= Exercise objective =
What follows is a set of records; repeat all of them exactly.

= The data =
++++++

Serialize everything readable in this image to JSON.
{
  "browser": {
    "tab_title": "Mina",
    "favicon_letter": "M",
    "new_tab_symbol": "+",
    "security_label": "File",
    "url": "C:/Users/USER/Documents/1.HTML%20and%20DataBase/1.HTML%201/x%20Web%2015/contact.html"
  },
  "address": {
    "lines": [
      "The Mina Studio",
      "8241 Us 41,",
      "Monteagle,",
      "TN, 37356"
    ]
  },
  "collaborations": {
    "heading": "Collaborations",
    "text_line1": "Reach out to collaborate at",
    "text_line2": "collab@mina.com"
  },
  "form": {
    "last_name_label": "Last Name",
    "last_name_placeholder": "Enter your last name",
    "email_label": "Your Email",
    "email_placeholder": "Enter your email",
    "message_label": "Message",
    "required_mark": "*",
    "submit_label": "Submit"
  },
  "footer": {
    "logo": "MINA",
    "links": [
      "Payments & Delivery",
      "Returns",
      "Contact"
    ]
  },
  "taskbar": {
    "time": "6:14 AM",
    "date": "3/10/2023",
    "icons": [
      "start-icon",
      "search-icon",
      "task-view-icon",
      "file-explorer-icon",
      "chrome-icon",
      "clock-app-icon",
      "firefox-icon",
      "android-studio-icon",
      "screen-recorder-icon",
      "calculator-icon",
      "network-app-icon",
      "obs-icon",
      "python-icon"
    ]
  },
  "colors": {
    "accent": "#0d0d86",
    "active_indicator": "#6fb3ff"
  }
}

++++++

= Solution to this exercise =
Serialize everything readable in this image to JSON.
{
  "browser": {
    "tab_title": "Mina",
    "favicon_letter": "M",
    "new_tab_symbol": "+",
    "security_label": "File",
    "url": "C:/Users/USER/Documents/1.HTML%20and%20DataBase/1.HTML%201/x%20Web%2015/contact.html"
  },
  "address": {
    "lines": [
      "The Mina Studio",
      "8241 Us 41,",
      "Monteagle,",
      "TN, 37356"
    ]
  },
  "collaborations": {
    "heading": "Collaborations",
    "text_line1": "Reach out to collaborate at",
    "text_line2": "collab@mina.com"
  },
  "form": {
    "last_name_label": "Last Name",
    "last_name_placeholder": "Enter your last name",
    "email_label": "Your Email",
    "email_placeholder": "Enter your email",
    "message_label": "Message",
    "required_mark": "*",
    "submit_label": "Submit"
  },
  "footer": {
    "logo": "MINA",
    "links": [
      "Payments & Delivery",
      "Returns",
      "Contact"
    ]
  },
  "taskbar": {
    "time": "6:14 AM",
    "date": "3/10/2023",
    "icons": [
      "start-icon",
      "search-icon",
      "task-view-icon",
      "file-explorer-icon",
      "chrome-icon",
      "clock-app-icon",
      "firefox-icon",
      "android-studio-icon",
      "screen-recorder-icon",
      "calculator-icon",
      "network-app-icon",
      "obs-icon",
      "python-icon"
    ]
  },
  "colors": {
    "accent": "#0d0d86",
    "active_indicator": "#6fb3ff"
  }
}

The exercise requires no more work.